==== SOURCE RECORDS

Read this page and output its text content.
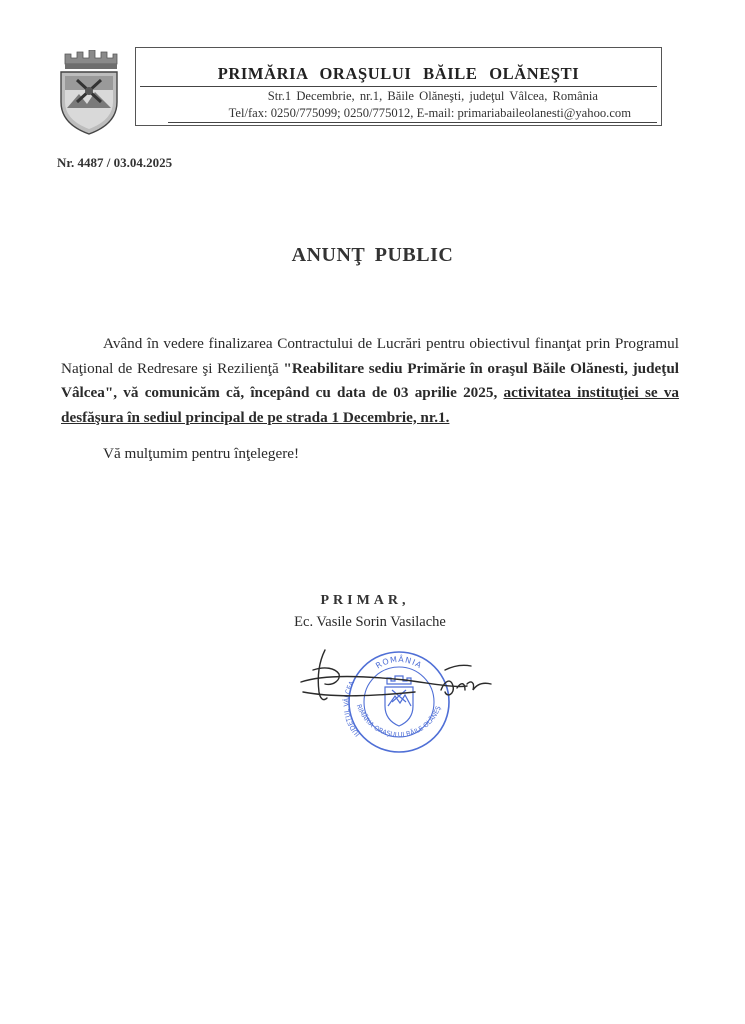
PRIMĂRIA ORAŞULUI BĂILE OLĂNEŞTI
Str.1 Decembrie, nr.1, Băile Olăneşti, judeţul Vâlcea, România
Tel/fax: 0250/775099; 0250/775012, E-mail: primariabaileolanesti@yahoo.com
Nr. 4487 / 03.04.2025
ANUNŢ PUBLIC

Având în vedere finalizarea Contractului de Lucrări pentru obiectivul finanţat prin Programul Naţional de Redresare şi Rezilienţă "Reabilitare sediu Primărie în oraşul Băile Olănesti, judeţul Vâlcea", vă comunicăm că, începând cu data de 03 aprilie 2025, activitatea instituţiei se va desfăşura în sediul principal de pe strada 1 Decembrie, nr.1.

Vă mulţumim pentru înţelegere!

PRIMAR,
Ec. Vasile Sorin Vasilache
ROMÂNIA
RIMĂRIA ORAŞULUI BĂILE OLĂNEŞ
JUDEŢUL VÂLCEA
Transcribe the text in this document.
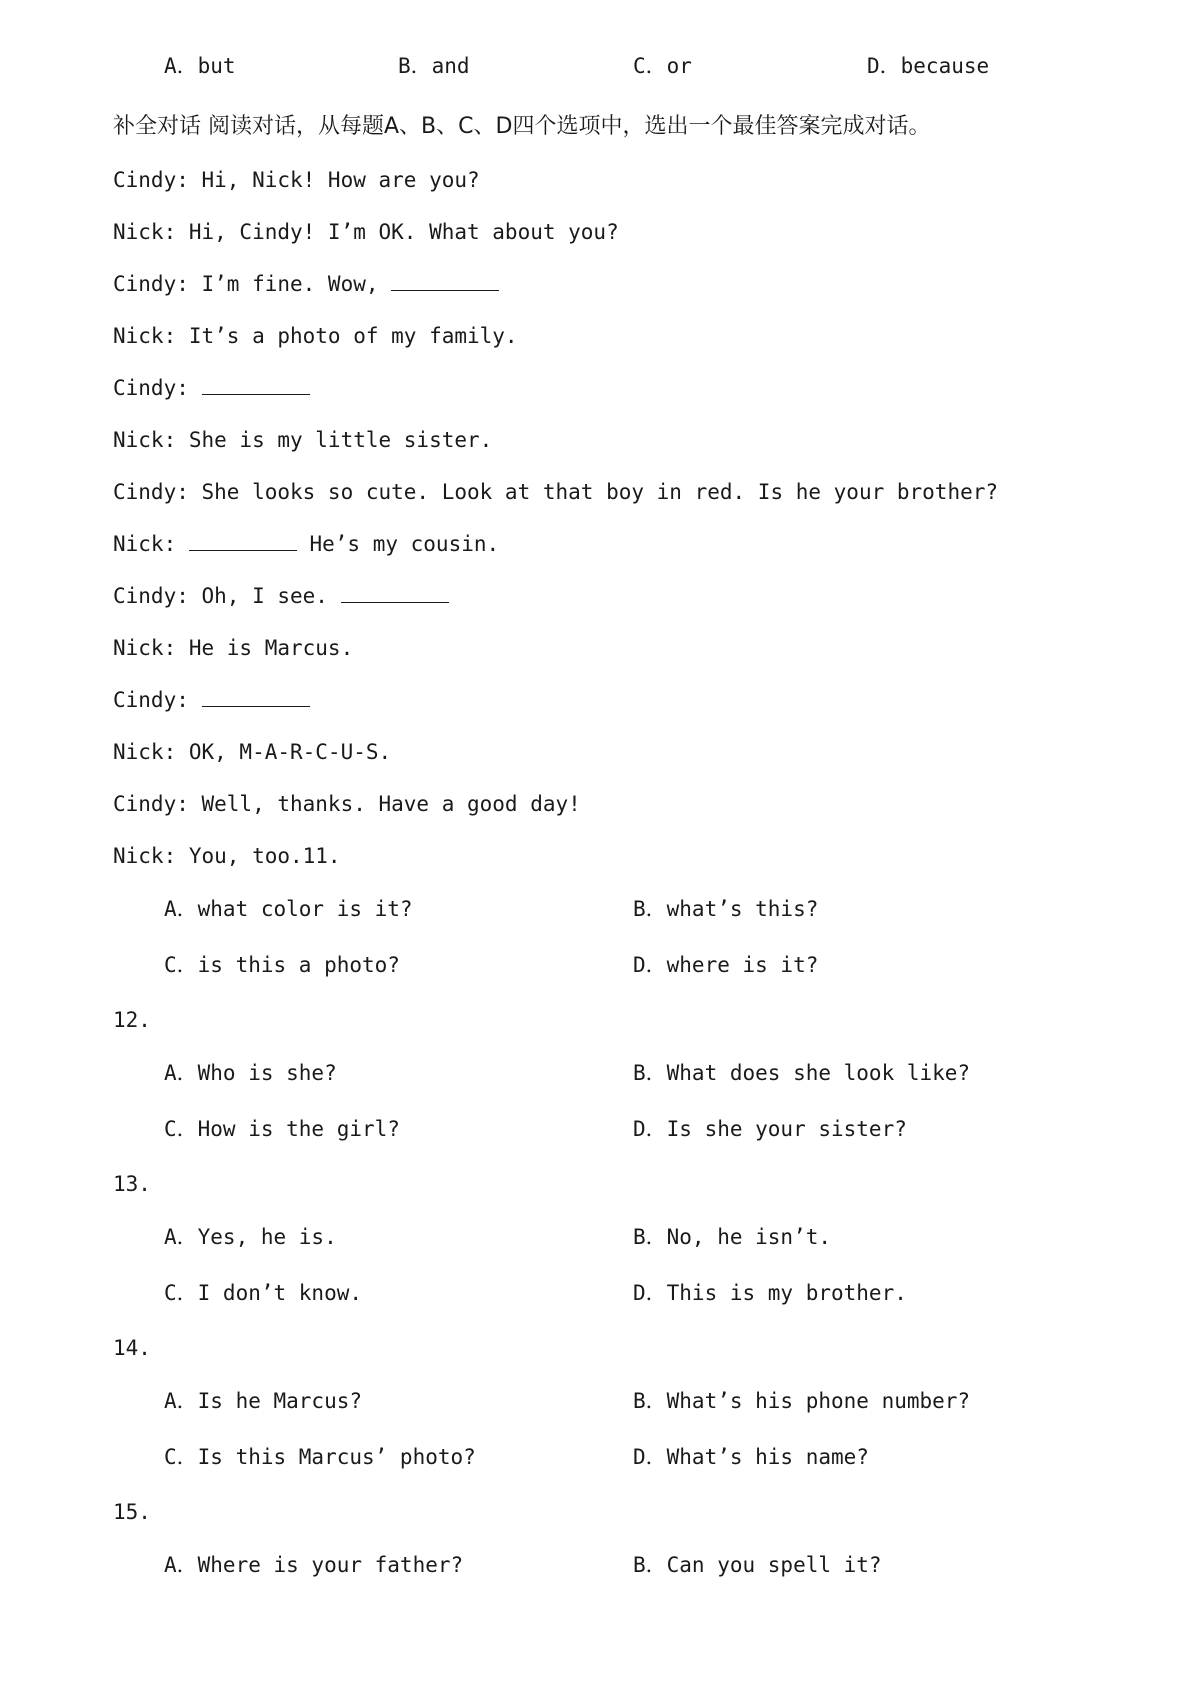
A．but	B．and	C．or	D．because
补全对话 阅读对话，从每题A、B、C、D四个选项中，选出一个最佳答案完成对话。
Cindy: Hi, Nick! How are you?
Nick: Hi, Cindy! I’m OK. What about you?
Cindy: I’m fine. Wow,
Nick: It’s a photo of my family.
Cindy:
Nick: She is my little sister.
Cindy: She looks so cute. Look at that boy in red. Is he your brother?
Nick:	He’s my cousin.
Cindy: Oh, I see.
Nick: He is Marcus.
Cindy:
Nick: OK, M-A-R-C-U-S.
Cindy: Well, thanks. Have a good day!
Nick: You, too.11.
A．what color is it?	B．what’s this?
C．is this a photo?	D．where is it?
12.
A．Who is she?	B．What does she look like?
C．How is the girl?	D．Is she your sister?
13.
A．Yes, he is.	B．No, he isn’t.
C．I don’t know.	D．This is my brother.
14.
A．Is he Marcus?	B．What’s his phone number?
C．Is this Marcus’ photo?	D．What’s his name?
15.
A．Where is your father?	B．Can you spell it?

========

_OBJECTIVE_:
Print every entry exactly as written, without the pictures.

_ANSWER TO THIS EXERCISE_:
Read this page and output its text content.
PRIMĂRIA ORAŞULUI BĂILE OLĂNEŞTI
Str.1 Decembrie, nr.1, Băile Olăneşti, judeţul Vâlcea, România
Tel/fax: 0250/775099; 0250/775012, E-mail: primariabaileolanesti@yahoo.com
Nr. 4487 / 03.04.2025
ANUNŢ PUBLIC

Având în vedere finalizarea Contractului de Lucrări pentru obiectivul finanţat prin Programul Naţional de Redresare şi Rezilienţă "Reabilitare sediu Primărie în oraşul Băile Olănesti, judeţul Vâlcea", vă comunicăm că, începând cu data de 03 aprilie 2025, activitatea instituţiei se va desfăşura în sediul principal de pe strada 1 Decembrie, nr.1.

Vă mulţumim pentru înţelegere!

PRIMAR,
Ec. Vasile Sorin Vasilache
ROMÂNIA
RIMĂRIA ORAŞULUI BĂILE OLĂNEŞ
JUDEŢUL VÂLCEA
Transcribe the text in this document.
A．but	B．and	C．or	D．because
补全对话 阅读对话，从每题A、B、C、D四个选项中，选出一个最佳答案完成对话。
Cindy: Hi, Nick! How are you?
Nick: Hi, Cindy! I’m OK. What about you?
Cindy: I’m fine. Wow,
Nick: It’s a photo of my family.
Cindy:
Nick: She is my little sister.
Cindy: She looks so cute. Look at that boy in red. Is he your brother?
Nick:	He’s my cousin.
Cindy: Oh, I see.
Nick: He is Marcus.
Cindy:
Nick: OK, M-A-R-C-U-S.
Cindy: Well, thanks. Have a good day!
Nick: You, too.11.
A．what color is it?	B．what’s this?
C．is this a photo?	D．where is it?
12.
A．Who is she?	B．What does she look like?
C．How is the girl?	D．Is she your sister?
13.
A．Yes, he is.	B．No, he isn’t.
C．I don’t know.	D．This is my brother.
14.
A．Is he Marcus?	B．What’s his phone number?
C．Is this Marcus’ photo?	D．What’s his name?
15.
A．Where is your father?	B．Can you spell it?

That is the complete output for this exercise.